** GOAL **
With the pictures left out, copy the listing below exactly.

Saved data entries:

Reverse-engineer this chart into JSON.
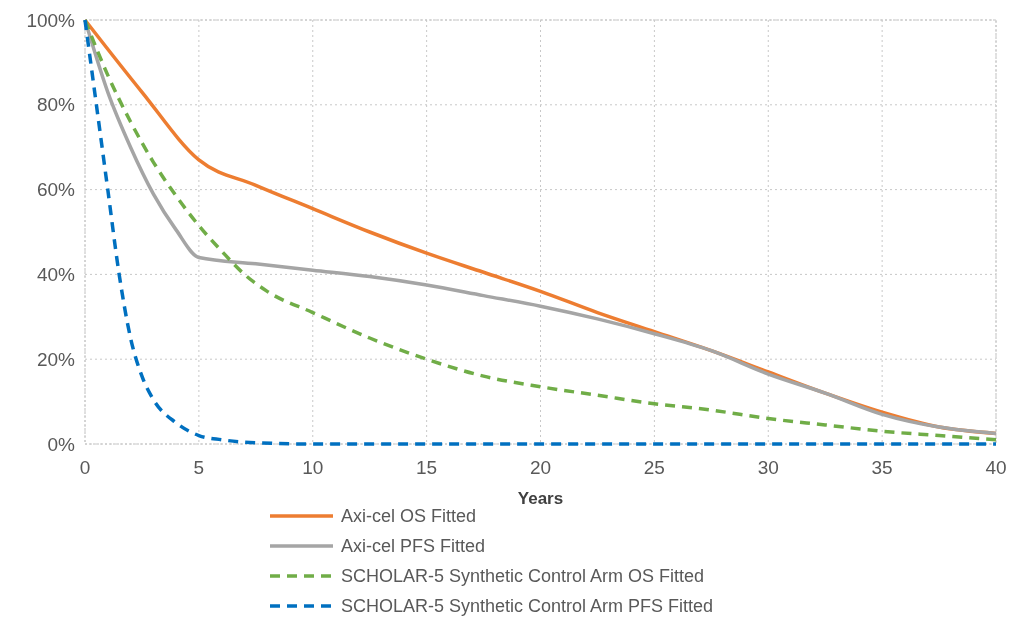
{
  "chart_data": {
    "type": "line",
    "xlabel": "Years",
    "xlim": [
      0,
      40
    ],
    "xticks": [
      0,
      5,
      10,
      15,
      20,
      25,
      30,
      35,
      40
    ],
    "ylim": [
      0,
      100
    ],
    "yticks": [
      {
        "value": 0,
        "label": "0%"
      },
      {
        "value": 20,
        "label": "20%"
      },
      {
        "value": 40,
        "label": "40%"
      },
      {
        "value": 60,
        "label": "60%"
      },
      {
        "value": 80,
        "label": "80%"
      },
      {
        "value": 100,
        "label": "100%"
      }
    ],
    "grid": true,
    "legend": "bottom",
    "marker": "none",
    "series": [
      {
        "name": "Axi-cel OS Fitted",
        "color": "#ed7d31",
        "line_style": "solid",
        "x": [
          0,
          2.5,
          5,
          7.5,
          10,
          12.5,
          15,
          17.5,
          20,
          22.5,
          25,
          27.5,
          30,
          32.5,
          35,
          37.5,
          40
        ],
        "values": [
          100,
          83,
          67,
          61,
          55.5,
          50,
          45,
          40.5,
          36,
          31,
          26.5,
          22,
          17,
          12,
          7.5,
          4,
          2.5
        ]
      },
      {
        "name": "Axi-cel PFS Fitted",
        "color": "#a5a5a5",
        "line_style": "solid",
        "x": [
          0,
          1,
          2,
          3,
          4,
          5,
          7.5,
          10,
          12.5,
          15,
          17.5,
          20,
          22.5,
          25,
          27.5,
          30,
          32.5,
          35,
          37.5,
          40
        ],
        "values": [
          100,
          83,
          70,
          59,
          50.5,
          44,
          42.5,
          41,
          39.5,
          37.5,
          35,
          32.5,
          29.5,
          26,
          22,
          16.5,
          12,
          7,
          4,
          2.5
        ]
      },
      {
        "name": "SCHOLAR-5 Synthetic Control Arm OS Fitted",
        "color": "#70ad47",
        "line_style": "dashed",
        "x": [
          0,
          1,
          2,
          3,
          4,
          5,
          6,
          7,
          8,
          10,
          12.5,
          15,
          17.5,
          20,
          22.5,
          25,
          27.5,
          30,
          32.5,
          35,
          37.5,
          40
        ],
        "values": [
          100,
          87,
          76,
          66.5,
          58.5,
          51.5,
          45.5,
          40,
          36,
          31,
          25,
          20,
          16,
          13.5,
          11.5,
          9.5,
          8,
          6,
          4.5,
          3,
          2,
          1
        ]
      },
      {
        "name": "SCHOLAR-5 Synthetic Control Arm PFS Fitted",
        "color": "#0070c0",
        "line_style": "dashed",
        "x": [
          0,
          0.5,
          1,
          1.5,
          2,
          2.5,
          3,
          4,
          5,
          6,
          7.5,
          10,
          20,
          30,
          40
        ],
        "values": [
          100,
          80,
          60,
          40,
          25,
          16,
          10.5,
          5,
          2,
          1,
          0.3,
          0,
          0,
          0,
          0
        ]
      }
    ]
  }
}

** THE ANSWER **
Reverse-engineer this chart into JSON.
{
  "chart_data": {
    "type": "line",
    "xlabel": "Years",
    "xlim": [
      0,
      40
    ],
    "xticks": [
      0,
      5,
      10,
      15,
      20,
      25,
      30,
      35,
      40
    ],
    "ylim": [
      0,
      100
    ],
    "yticks": [
      {
        "value": 0,
        "label": "0%"
      },
      {
        "value": 20,
        "label": "20%"
      },
      {
        "value": 40,
        "label": "40%"
      },
      {
        "value": 60,
        "label": "60%"
      },
      {
        "value": 80,
        "label": "80%"
      },
      {
        "value": 100,
        "label": "100%"
      }
    ],
    "grid": true,
    "legend": "bottom",
    "marker": "none",
    "series": [
      {
        "name": "Axi-cel OS Fitted",
        "color": "#ed7d31",
        "line_style": "solid",
        "x": [
          0,
          2.5,
          5,
          7.5,
          10,
          12.5,
          15,
          17.5,
          20,
          22.5,
          25,
          27.5,
          30,
          32.5,
          35,
          37.5,
          40
        ],
        "values": [
          100,
          83,
          67,
          61,
          55.5,
          50,
          45,
          40.5,
          36,
          31,
          26.5,
          22,
          17,
          12,
          7.5,
          4,
          2.5
        ]
      },
      {
        "name": "Axi-cel PFS Fitted",
        "color": "#a5a5a5",
        "line_style": "solid",
        "x": [
          0,
          1,
          2,
          3,
          4,
          5,
          7.5,
          10,
          12.5,
          15,
          17.5,
          20,
          22.5,
          25,
          27.5,
          30,
          32.5,
          35,
          37.5,
          40
        ],
        "values": [
          100,
          83,
          70,
          59,
          50.5,
          44,
          42.5,
          41,
          39.5,
          37.5,
          35,
          32.5,
          29.5,
          26,
          22,
          16.5,
          12,
          7,
          4,
          2.5
        ]
      },
      {
        "name": "SCHOLAR-5 Synthetic Control Arm OS Fitted",
        "color": "#70ad47",
        "line_style": "dashed",
        "x": [
          0,
          1,
          2,
          3,
          4,
          5,
          6,
          7,
          8,
          10,
          12.5,
          15,
          17.5,
          20,
          22.5,
          25,
          27.5,
          30,
          32.5,
          35,
          37.5,
          40
        ],
        "values": [
          100,
          87,
          76,
          66.5,
          58.5,
          51.5,
          45.5,
          40,
          36,
          31,
          25,
          20,
          16,
          13.5,
          11.5,
          9.5,
          8,
          6,
          4.5,
          3,
          2,
          1
        ]
      },
      {
        "name": "SCHOLAR-5 Synthetic Control Arm PFS Fitted",
        "color": "#0070c0",
        "line_style": "dashed",
        "x": [
          0,
          0.5,
          1,
          1.5,
          2,
          2.5,
          3,
          4,
          5,
          6,
          7.5,
          10,
          20,
          30,
          40
        ],
        "values": [
          100,
          80,
          60,
          40,
          25,
          16,
          10.5,
          5,
          2,
          1,
          0.3,
          0,
          0,
          0,
          0
        ]
      }
    ]
  }
}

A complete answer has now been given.